Work required
Leave out any pictures and transcribe all other data below exactly.

· · · · ·

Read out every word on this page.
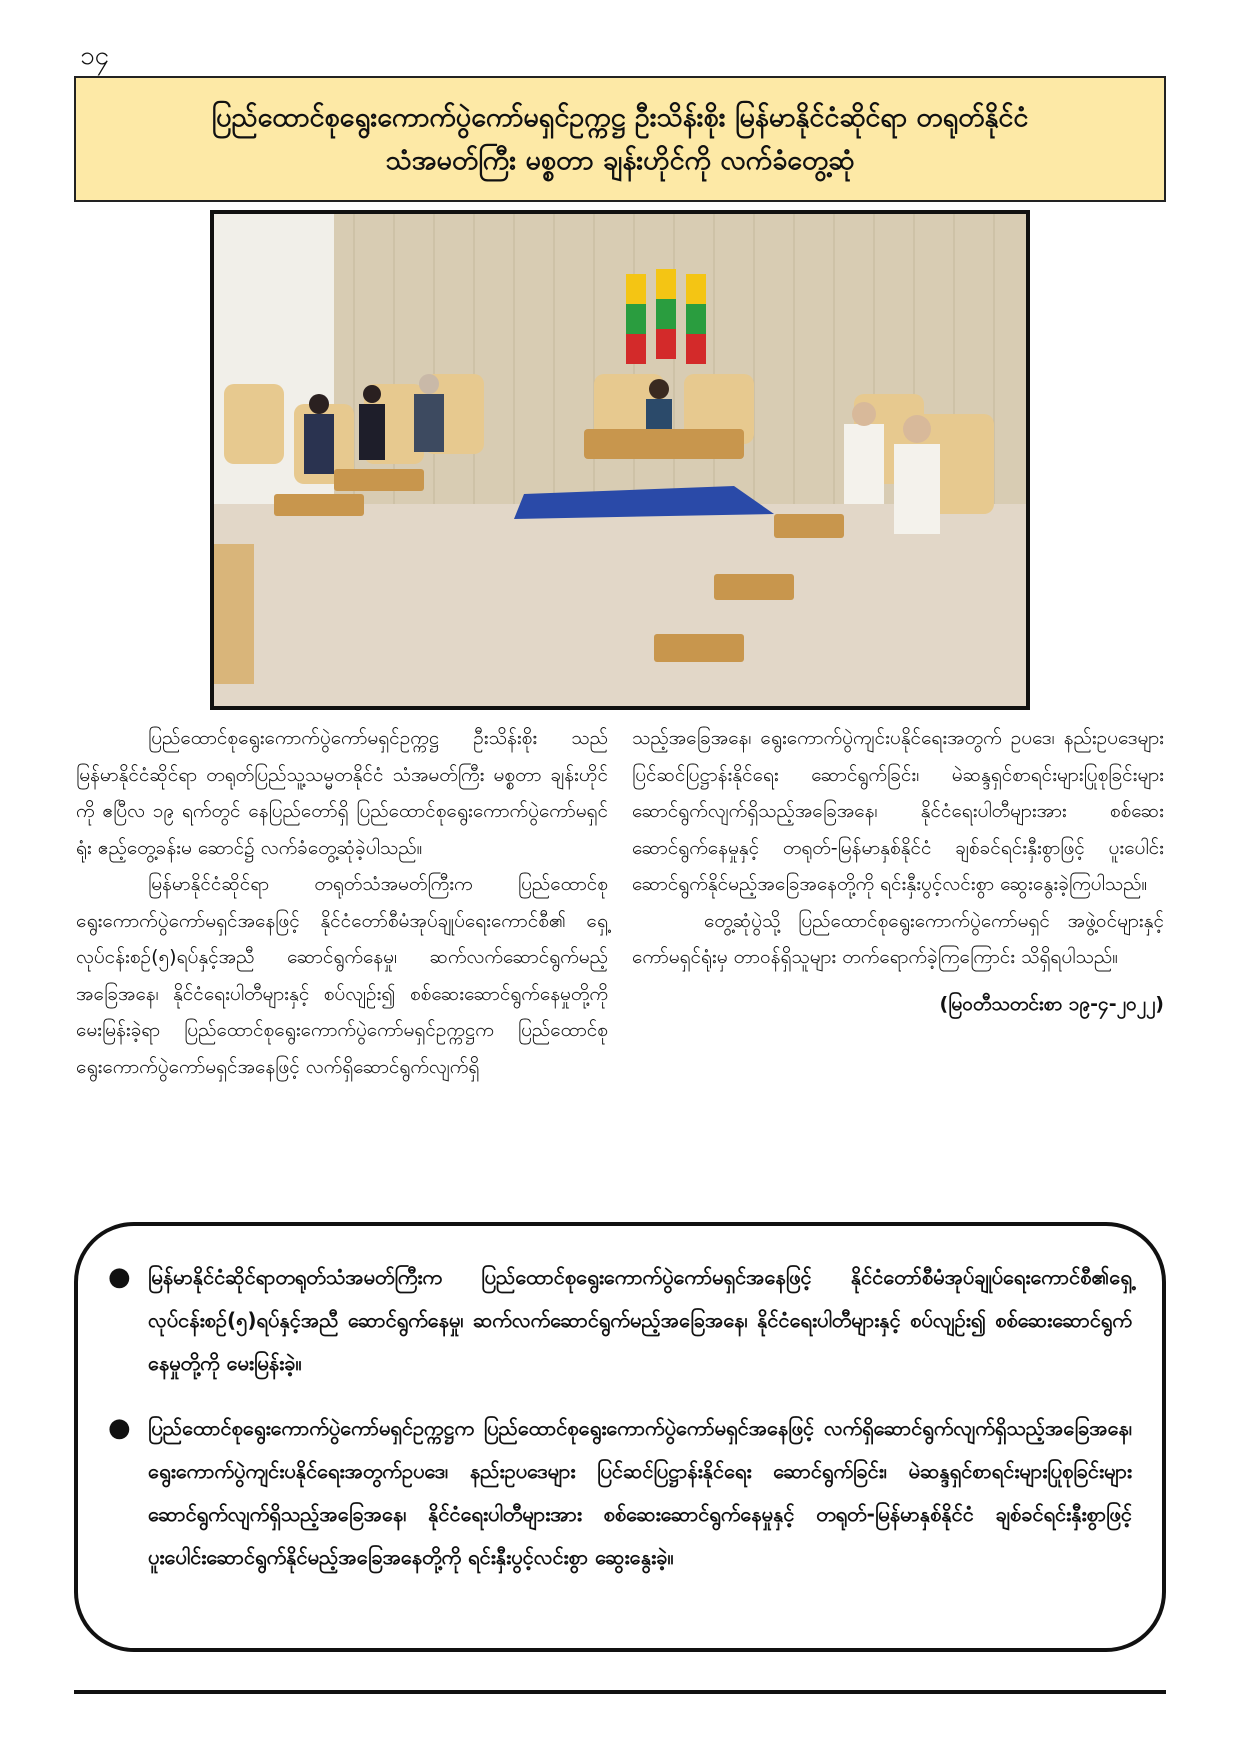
၁၄

ပြည်ထောင်စုရွေးကောက်ပွဲကော်မရှင်ဥက္ကဋ္ဌ ဦးသိန်းစိုး မြန်မာနိုင်ငံဆိုင်ရာ တရုတ်နိုင်ငံ

သံအမတ်ကြီး မစ္စတာ ချန်းဟိုင်ကို လက်ခံတွေ့ဆုံ

ပြည်ထောင်စုရွေးကောက်ပွဲကော်မရှင်ဥက္ကဋ္ဌ ဦးသိန်းစိုး သည် မြန်မာနိုင်ငံဆိုင်ရာ တရုတ်ပြည်သူ့သမ္မတနိုင်ငံ သံအမတ်ကြီး မစ္စတာ ချန်းဟိုင်ကို ဧပြီလ ၁၉ ရက်တွင် နေပြည်တော်ရှိ ပြည်ထောင်စုရွေးကောက်ပွဲကော်မရှင်ရုံး ဧည့်တွေ့ခန်းမ ဆောင်၌ လက်ခံတွေ့ဆုံခဲ့ပါသည်။

မြန်မာနိုင်ငံဆိုင်ရာ တရုတ်သံအမတ်ကြီးက ပြည်ထောင်စုရွေးကောက်ပွဲကော်မရှင်အနေဖြင့် နိုင်ငံတော်စီမံအုပ်ချုပ်ရေးကောင်စီ၏ ရှေ့လုပ်ငန်းစဉ်(၅)ရပ်နှင့်အညီ ဆောင်ရွက်နေမှု၊ ဆက်လက်ဆောင်ရွက်မည့်အခြေအနေ၊ နိုင်ငံရေးပါတီများနှင့် စပ်လျဉ်း၍ စစ်ဆေးဆောင်ရွက်နေမှုတို့ကို မေးမြန်းခဲ့ရာ ပြည်ထောင်စုရွေးကောက်ပွဲကော်မရှင်ဥက္ကဋ္ဌက ပြည်ထောင်စုရွေးကောက်ပွဲကော်မရှင်အနေဖြင့် လက်ရှိဆောင်ရွက်လျက်ရှိ

သည့်အခြေအနေ၊ ရွေးကောက်ပွဲကျင်းပနိုင်ရေးအတွက် ဥပဒေ၊ နည်းဥပဒေများ ပြင်ဆင်ပြဋ္ဌာန်းနိုင်ရေး ဆောင်ရွက်ခြင်း၊ မဲဆန္ဒရှင်စာရင်းများပြုစုခြင်းများ ဆောင်ရွက်လျက်ရှိသည့်အခြေအနေ၊ နိုင်ငံရေးပါတီများအား စစ်ဆေးဆောင်ရွက်နေမှုနှင့် တရုတ်-မြန်မာနှစ်နိုင်ငံ ချစ်ခင်ရင်းနှီးစွာဖြင့် ပူးပေါင်းဆောင်ရွက်နိုင်မည့်အခြေအနေတို့ကို ရင်းနှီးပွင့်လင်းစွာ ဆွေးနွေးခဲ့ကြပါသည်။

တွေ့ဆုံပွဲသို့ ပြည်ထောင်စုရွေးကောက်ပွဲကော်မရှင် အဖွဲ့ဝင်များနှင့် ကော်မရှင်ရုံးမှ တာဝန်ရှိသူများ တက်ရောက်ခဲ့ကြကြောင်း သိရှိရပါသည်။

(မြဝတီသတင်းစာ ၁၉-၄-၂၀၂၂)

● မြန်မာနိုင်ငံဆိုင်ရာတရုတ်သံအမတ်ကြီးက ပြည်ထောင်စုရွေးကောက်ပွဲကော်မရှင်အနေဖြင့် နိုင်ငံတော်စီမံအုပ်ချုပ်ရေးကောင်စီ၏ရှေ့လုပ်ငန်းစဉ်(၅)ရပ်နှင့်အညီ ဆောင်ရွက်နေမှု၊ ဆက်လက်ဆောင်ရွက်မည့်အခြေအနေ၊ နိုင်ငံရေးပါတီများနှင့် စပ်လျဉ်း၍ စစ်ဆေးဆောင်ရွက်နေမှုတို့ကို မေးမြန်းခဲ့။
● ပြည်ထောင်စုရွေးကောက်ပွဲကော်မရှင်ဥက္ကဋ္ဌက ပြည်ထောင်စုရွေးကောက်ပွဲကော်မရှင်အနေဖြင့် လက်ရှိဆောင်ရွက်လျက်ရှိသည့်အခြေအနေ၊ ရွေးကောက်ပွဲကျင်းပနိုင်ရေးအတွက်ဥပဒေ၊ နည်းဥပဒေများ ပြင်ဆင်ပြဋ္ဌာန်းနိုင်ရေး ဆောင်ရွက်ခြင်း၊ မဲဆန္ဒရှင်စာရင်းများပြုစုခြင်းများ ဆောင်ရွက်လျက်ရှိသည့်အခြေအနေ၊ နိုင်ငံရေးပါတီများအား စစ်ဆေးဆောင်ရွက်နေမှုနှင့် တရုတ်-မြန်မာနှစ်နိုင်ငံ ချစ်ခင်ရင်းနှီးစွာဖြင့် ပူးပေါင်းဆောင်ရွက်နိုင်မည့်အခြေအနေတို့ကို ရင်းနှီးပွင့်လင်းစွာ ဆွေးနွေးခဲ့။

· · · · ·

Answer to the exercise
Read out every word on this page.
၁၄

ပြည်ထောင်စုရွေးကောက်ပွဲကော်မရှင်ဥက္ကဋ္ဌ ဦးသိန်းစိုး မြန်မာနိုင်ငံဆိုင်ရာ တရုတ်နိုင်ငံ

သံအမတ်ကြီး မစ္စတာ ချန်းဟိုင်ကို လက်ခံတွေ့ဆုံ

ပြည်ထောင်စုရွေးကောက်ပွဲကော်မရှင်ဥက္ကဋ္ဌ ဦးသိန်းစိုး သည် မြန်မာနိုင်ငံဆိုင်ရာ တရုတ်ပြည်သူ့သမ္မတနိုင်ငံ သံအမတ်ကြီး မစ္စတာ ချန်းဟိုင်ကို ဧပြီလ ၁၉ ရက်တွင် နေပြည်တော်ရှိ ပြည်ထောင်စုရွေးကောက်ပွဲကော်မရှင်ရုံး ဧည့်တွေ့ခန်းမ ဆောင်၌ လက်ခံတွေ့ဆုံခဲ့ပါသည်။

မြန်မာနိုင်ငံဆိုင်ရာ တရုတ်သံအမတ်ကြီးက ပြည်ထောင်စုရွေးကောက်ပွဲကော်မရှင်အနေဖြင့် နိုင်ငံတော်စီမံအုပ်ချုပ်ရေးကောင်စီ၏ ရှေ့လုပ်ငန်းစဉ်(၅)ရပ်နှင့်အညီ ဆောင်ရွက်နေမှု၊ ဆက်လက်ဆောင်ရွက်မည့်အခြေအနေ၊ နိုင်ငံရေးပါတီများနှင့် စပ်လျဉ်း၍ စစ်ဆေးဆောင်ရွက်နေမှုတို့ကို မေးမြန်းခဲ့ရာ ပြည်ထောင်စုရွေးကောက်ပွဲကော်မရှင်ဥက္ကဋ္ဌက ပြည်ထောင်စုရွေးကောက်ပွဲကော်မရှင်အနေဖြင့် လက်ရှိဆောင်ရွက်လျက်ရှိ

သည့်အခြေအနေ၊ ရွေးကောက်ပွဲကျင်းပနိုင်ရေးအတွက် ဥပဒေ၊ နည်းဥပဒေများ ပြင်ဆင်ပြဋ္ဌာန်းနိုင်ရေး ဆောင်ရွက်ခြင်း၊ မဲဆန္ဒရှင်စာရင်းများပြုစုခြင်းများ ဆောင်ရွက်လျက်ရှိသည့်အခြေအနေ၊ နိုင်ငံရေးပါတီများအား စစ်ဆေးဆောင်ရွက်နေမှုနှင့် တရုတ်-မြန်မာနှစ်နိုင်ငံ ချစ်ခင်ရင်းနှီးစွာဖြင့် ပူးပေါင်းဆောင်ရွက်နိုင်မည့်အခြေအနေတို့ကို ရင်းနှီးပွင့်လင်းစွာ ဆွေးနွေးခဲ့ကြပါသည်။

တွေ့ဆုံပွဲသို့ ပြည်ထောင်စုရွေးကောက်ပွဲကော်မရှင် အဖွဲ့ဝင်များနှင့် ကော်မရှင်ရုံးမှ တာဝန်ရှိသူများ တက်ရောက်ခဲ့ကြကြောင်း သိရှိရပါသည်။

(မြဝတီသတင်းစာ ၁၉-၄-၂၀၂၂)

● မြန်မာနိုင်ငံဆိုင်ရာတရုတ်သံအမတ်ကြီးက ပြည်ထောင်စုရွေးကောက်ပွဲကော်မရှင်အနေဖြင့် နိုင်ငံတော်စီမံအုပ်ချုပ်ရေးကောင်စီ၏ရှေ့လုပ်ငန်းစဉ်(၅)ရပ်နှင့်အညီ ဆောင်ရွက်နေမှု၊ ဆက်လက်ဆောင်ရွက်မည့်အခြေအနေ၊ နိုင်ငံရေးပါတီများနှင့် စပ်လျဉ်း၍ စစ်ဆေးဆောင်ရွက်နေမှုတို့ကို မေးမြန်းခဲ့။
● ပြည်ထောင်စုရွေးကောက်ပွဲကော်မရှင်ဥက္ကဋ္ဌက ပြည်ထောင်စုရွေးကောက်ပွဲကော်မရှင်အနေဖြင့် လက်ရှိဆောင်ရွက်လျက်ရှိသည့်အခြေအနေ၊ ရွေးကောက်ပွဲကျင်းပနိုင်ရေးအတွက်ဥပဒေ၊ နည်းဥပဒေများ ပြင်ဆင်ပြဋ္ဌာန်းနိုင်ရေး ဆောင်ရွက်ခြင်း၊ မဲဆန္ဒရှင်စာရင်းများပြုစုခြင်းများ ဆောင်ရွက်လျက်ရှိသည့်အခြေအနေ၊ နိုင်ငံရေးပါတီများအား စစ်ဆေးဆောင်ရွက်နေမှုနှင့် တရုတ်-မြန်မာနှစ်နိုင်ငံ ချစ်ခင်ရင်းနှီးစွာဖြင့် ပူးပေါင်းဆောင်ရွက်နိုင်မည့်အခြေအနေတို့ကို ရင်းနှီးပွင့်လင်းစွာ ဆွေးနွေးခဲ့။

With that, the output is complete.